■ WHAT IS REQUIRED:
Tell how many lines in these records contain the string "zdravotním", with only the number as the reply.

(Dataset items)

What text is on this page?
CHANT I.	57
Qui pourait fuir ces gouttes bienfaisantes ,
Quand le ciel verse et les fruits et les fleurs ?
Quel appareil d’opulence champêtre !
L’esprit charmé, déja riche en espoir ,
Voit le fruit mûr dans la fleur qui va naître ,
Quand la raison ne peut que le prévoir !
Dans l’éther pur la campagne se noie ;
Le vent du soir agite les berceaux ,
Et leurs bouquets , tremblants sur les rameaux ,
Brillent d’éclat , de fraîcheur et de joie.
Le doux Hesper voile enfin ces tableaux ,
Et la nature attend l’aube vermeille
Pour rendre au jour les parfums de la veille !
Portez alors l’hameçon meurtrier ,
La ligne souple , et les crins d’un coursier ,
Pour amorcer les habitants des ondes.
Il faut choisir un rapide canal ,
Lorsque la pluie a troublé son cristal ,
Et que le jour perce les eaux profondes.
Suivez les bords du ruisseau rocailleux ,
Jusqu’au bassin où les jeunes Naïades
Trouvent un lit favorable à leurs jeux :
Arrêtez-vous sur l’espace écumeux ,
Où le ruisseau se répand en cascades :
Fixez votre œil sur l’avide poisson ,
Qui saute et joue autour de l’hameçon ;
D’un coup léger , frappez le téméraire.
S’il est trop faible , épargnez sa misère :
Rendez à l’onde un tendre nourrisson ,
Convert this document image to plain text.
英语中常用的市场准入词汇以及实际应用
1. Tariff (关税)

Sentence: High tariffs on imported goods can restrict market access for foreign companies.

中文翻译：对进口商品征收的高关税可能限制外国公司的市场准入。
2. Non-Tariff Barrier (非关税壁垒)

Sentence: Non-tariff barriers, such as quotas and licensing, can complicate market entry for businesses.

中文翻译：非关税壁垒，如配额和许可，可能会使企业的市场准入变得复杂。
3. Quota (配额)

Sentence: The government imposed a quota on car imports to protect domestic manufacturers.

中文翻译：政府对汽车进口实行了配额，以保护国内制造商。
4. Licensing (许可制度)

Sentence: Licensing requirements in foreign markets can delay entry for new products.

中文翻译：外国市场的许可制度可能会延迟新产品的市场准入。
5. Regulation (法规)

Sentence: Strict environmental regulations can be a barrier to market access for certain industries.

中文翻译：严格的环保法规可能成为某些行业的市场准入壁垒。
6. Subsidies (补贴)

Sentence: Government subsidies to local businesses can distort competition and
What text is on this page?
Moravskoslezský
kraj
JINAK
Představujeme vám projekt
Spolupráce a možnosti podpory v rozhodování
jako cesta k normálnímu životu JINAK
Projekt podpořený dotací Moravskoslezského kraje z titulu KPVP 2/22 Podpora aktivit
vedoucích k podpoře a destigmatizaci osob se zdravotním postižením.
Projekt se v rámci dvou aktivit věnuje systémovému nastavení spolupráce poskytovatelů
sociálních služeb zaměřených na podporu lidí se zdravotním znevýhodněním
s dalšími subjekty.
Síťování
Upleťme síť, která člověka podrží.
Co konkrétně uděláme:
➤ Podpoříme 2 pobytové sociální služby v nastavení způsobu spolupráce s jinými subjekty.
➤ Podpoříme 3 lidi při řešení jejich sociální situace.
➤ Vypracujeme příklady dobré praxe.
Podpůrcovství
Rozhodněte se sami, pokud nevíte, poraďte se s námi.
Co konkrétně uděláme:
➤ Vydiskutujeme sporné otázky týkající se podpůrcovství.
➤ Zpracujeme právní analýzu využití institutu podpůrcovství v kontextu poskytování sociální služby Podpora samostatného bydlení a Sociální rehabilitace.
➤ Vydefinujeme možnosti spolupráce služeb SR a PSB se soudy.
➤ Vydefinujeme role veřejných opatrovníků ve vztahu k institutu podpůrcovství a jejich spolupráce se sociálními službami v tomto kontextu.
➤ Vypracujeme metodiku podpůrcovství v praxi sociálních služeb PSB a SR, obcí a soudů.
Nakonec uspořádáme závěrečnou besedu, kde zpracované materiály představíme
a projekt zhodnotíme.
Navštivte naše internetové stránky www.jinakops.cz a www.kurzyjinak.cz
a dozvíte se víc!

■ REPLY:
2